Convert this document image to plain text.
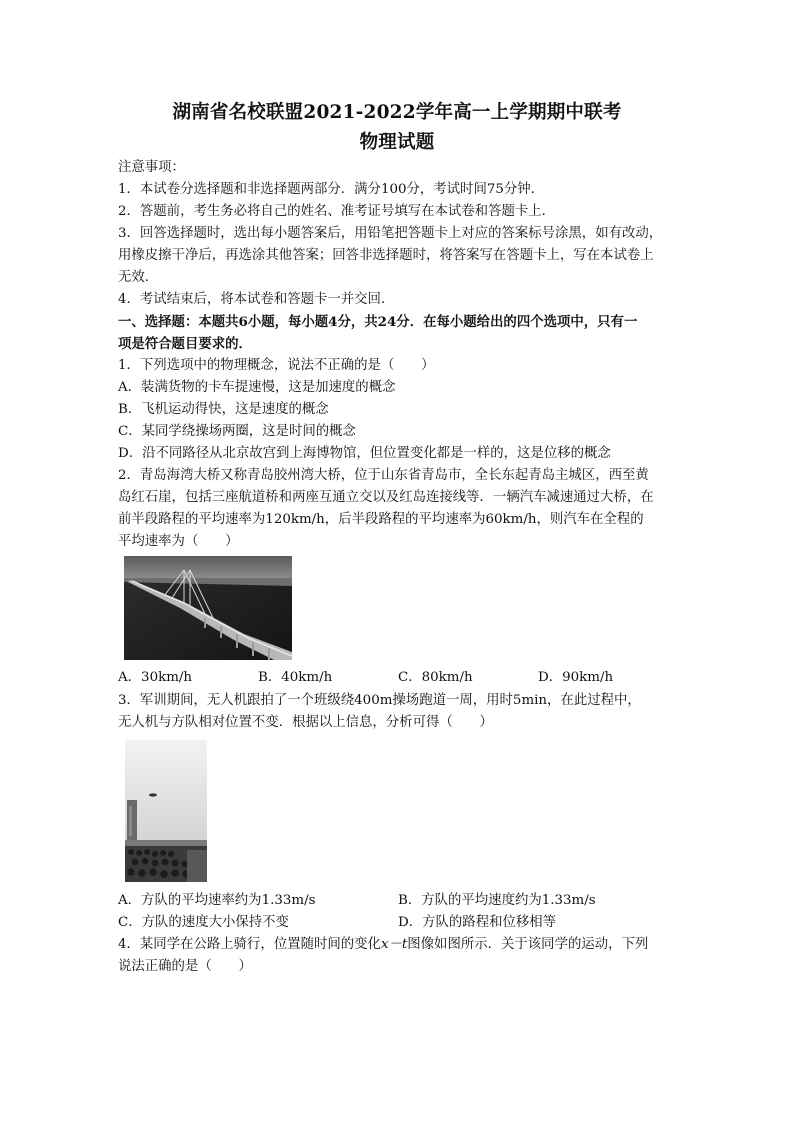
湖南省名校联盟2021-2022学年高一上学期期中联考
物理试题
注意事项：
1．本试卷分选择题和非选择题两部分．满分100分，考试时间75分钟．
2．答题前，考生务必将自己的姓名、准考证号填写在本试卷和答题卡上．
3．回答选择题时，选出每小题答案后，用铅笔把答题卡上对应的答案标号涂黑，如有改动，
用橡皮擦干净后，再选涂其他答案；回答非选择题时，将答案写在答题卡上，写在本试卷上
无效．
4．考试结束后，将本试卷和答题卡一并交回．
一、选择题：本题共6小题，每小题4分，共24分．在每小题给出的四个选项中，只有一
项是符合题目要求的．
1．下列选项中的物理概念，说法不正确的是（　　）
A．装满货物的卡车提速慢，这是加速度的概念
B．飞机运动得快，这是速度的概念
C．某同学绕操场两圈，这是时间的概念
D．沿不同路径从北京故宫到上海博物馆，但位置变化都是一样的，这是位移的概念
2．青岛海湾大桥又称青岛胶州湾大桥，位于山东省青岛市，全长东起青岛主城区，西至黄
岛红石崖，包括三座航道桥和两座互通立交以及红岛连接线等．一辆汽车减速通过大桥，在
前半段路程的平均速率为120km/h，后半段路程的平均速率为60km/h，则汽车在全程的
平均速率为（　　）
A．30km/h	B．40km/h	C．80km/h	D．90km/h
3．军训期间，无人机跟拍了一个班级绕400m操场跑道一周，用时5min，在此过程中，
无人机与方队相对位置不变．根据以上信息，分析可得（　　）
A．方队的平均速率约为1.33m/s	B．方队的平均速度约为1.33m/s
C．方队的速度大小保持不变	D．方队的路程和位移相等
4．某同学在公路上骑行，位置随时间的变化x－t图像如图所示．关于该同学的运动，下列
说法正确的是（　　）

────

**Instructions for the task**
Leave out the pictures and output every record above precisely as given.

**Solution for this task**
Convert this document image to plain text.
湖南省名校联盟2021-2022学年高一上学期期中联考
物理试题
注意事项：
1．本试卷分选择题和非选择题两部分．满分100分，考试时间75分钟．
2．答题前，考生务必将自己的姓名、准考证号填写在本试卷和答题卡上．
3．回答选择题时，选出每小题答案后，用铅笔把答题卡上对应的答案标号涂黑，如有改动，
用橡皮擦干净后，再选涂其他答案；回答非选择题时，将答案写在答题卡上，写在本试卷上
无效．
4．考试结束后，将本试卷和答题卡一并交回．
一、选择题：本题共6小题，每小题4分，共24分．在每小题给出的四个选项中，只有一
项是符合题目要求的．
1．下列选项中的物理概念，说法不正确的是（　　）
A．装满货物的卡车提速慢，这是加速度的概念
B．飞机运动得快，这是速度的概念
C．某同学绕操场两圈，这是时间的概念
D．沿不同路径从北京故宫到上海博物馆，但位置变化都是一样的，这是位移的概念
2．青岛海湾大桥又称青岛胶州湾大桥，位于山东省青岛市，全长东起青岛主城区，西至黄
岛红石崖，包括三座航道桥和两座互通立交以及红岛连接线等．一辆汽车减速通过大桥，在
前半段路程的平均速率为120km/h，后半段路程的平均速率为60km/h，则汽车在全程的
平均速率为（　　）
A．30km/h	B．40km/h	C．80km/h	D．90km/h
3．军训期间，无人机跟拍了一个班级绕400m操场跑道一周，用时5min，在此过程中，
无人机与方队相对位置不变．根据以上信息，分析可得（　　）
A．方队的平均速率约为1.33m/s	B．方队的平均速度约为1.33m/s
C．方队的速度大小保持不变	D．方队的路程和位移相等
4．某同学在公路上骑行，位置随时间的变化x－t图像如图所示．关于该同学的运动，下列
说法正确的是（　　）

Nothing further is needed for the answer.